**Extracted information**.
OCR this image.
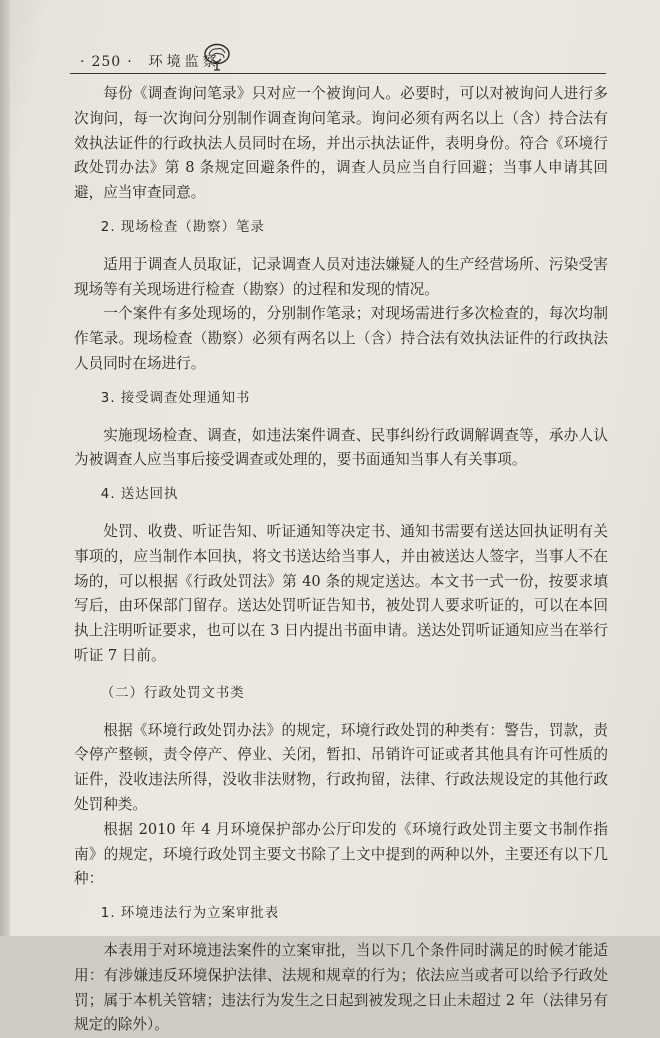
· 250 · 环境监察

每份《调查询问笔录》只对应一个被询问人。必要时，可以对被询问人进行多次询问，每一次询问分别制作调查询问笔录。询问必须有两名以上（含）持合法有效执法证件的行政执法人员同时在场，并出示执法证件，表明身份。符合《环境行政处罚办法》第 8 条规定回避条件的，调查人员应当自行回避；当事人申请其回避，应当审查同意。

2. 现场检查（勘察）笔录

适用于调查人员取证，记录调查人员对违法嫌疑人的生产经营场所、污染受害现场等有关现场进行检查（勘察）的过程和发现的情况。

一个案件有多处现场的，分别制作笔录；对现场需进行多次检查的，每次均制作笔录。现场检查（勘察）必须有两名以上（含）持合法有效执法证件的行政执法人员同时在场进行。

3. 接受调查处理通知书

实施现场检查、调查，如违法案件调查、民事纠纷行政调解调查等，承办人认为被调查人应当事后接受调查或处理的，要书面通知当事人有关事项。

4. 送达回执

处罚、收费、听证告知、听证通知等决定书、通知书需要有送达回执证明有关事项的，应当制作本回执，将文书送达给当事人，并由被送达人签字，当事人不在场的，可以根据《行政处罚法》第 40 条的规定送达。本文书一式一份，按要求填写后，由环保部门留存。送达处罚听证告知书，被处罚人要求听证的，可以在本回执上注明听证要求，也可以在 3 日内提出书面申请。送达处罚听证通知应当在举行听证 7 日前。

（二）行政处罚文书类

根据《环境行政处罚办法》的规定，环境行政处罚的种类有：警告，罚款，责令停产整顿，责令停产、停业、关闭，暂扣、吊销许可证或者其他具有许可性质的证件，没收违法所得，没收非法财物，行政拘留，法律、行政法规设定的其他行政处罚种类。

根据 2010 年 4 月环境保护部办公厅印发的《环境行政处罚主要文书制作指南》的规定，环境行政处罚主要文书除了上文中提到的两种以外，主要还有以下几种：

1. 环境违法行为立案审批表

本表用于对环境违法案件的立案审批，当以下几个条件同时满足的时候才能适用：有涉嫌违反环境保护法律、法规和规章的行为；依法应当或者可以给予行政处罚；属于本机关管辖；违法行为发生之日起到被发现之日止未超过 2 年（法律另有规定的除外）。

**Exercise**. Locate the lines above that hold the word "环境行政处罚办法". Show every one of them.

**Solution for this problem**.
每份《调查询问笔录》只对应一个被询问人。必要时，可以对被询问人进行多次询问，每一次询问分别制作调查询问笔录。询问必须有两名以上（含）持合法有效执法证件的行政执法人员同时在场，并出示执法证件，表明身份。符合《环境行政处罚办法》第 8 条规定回避条件的，调查人员应当自行回避；当事人申请其回避，应当审查同意。
根据《环境行政处罚办法》的规定，环境行政处罚的种类有：警告，罚款，责令停产整顿，责令停产、停业、关闭，暂扣、吊销许可证或者其他具有许可性质的证件，没收违法所得，没收非法财物，行政拘留，法律、行政法规设定的其他行政处罚种类。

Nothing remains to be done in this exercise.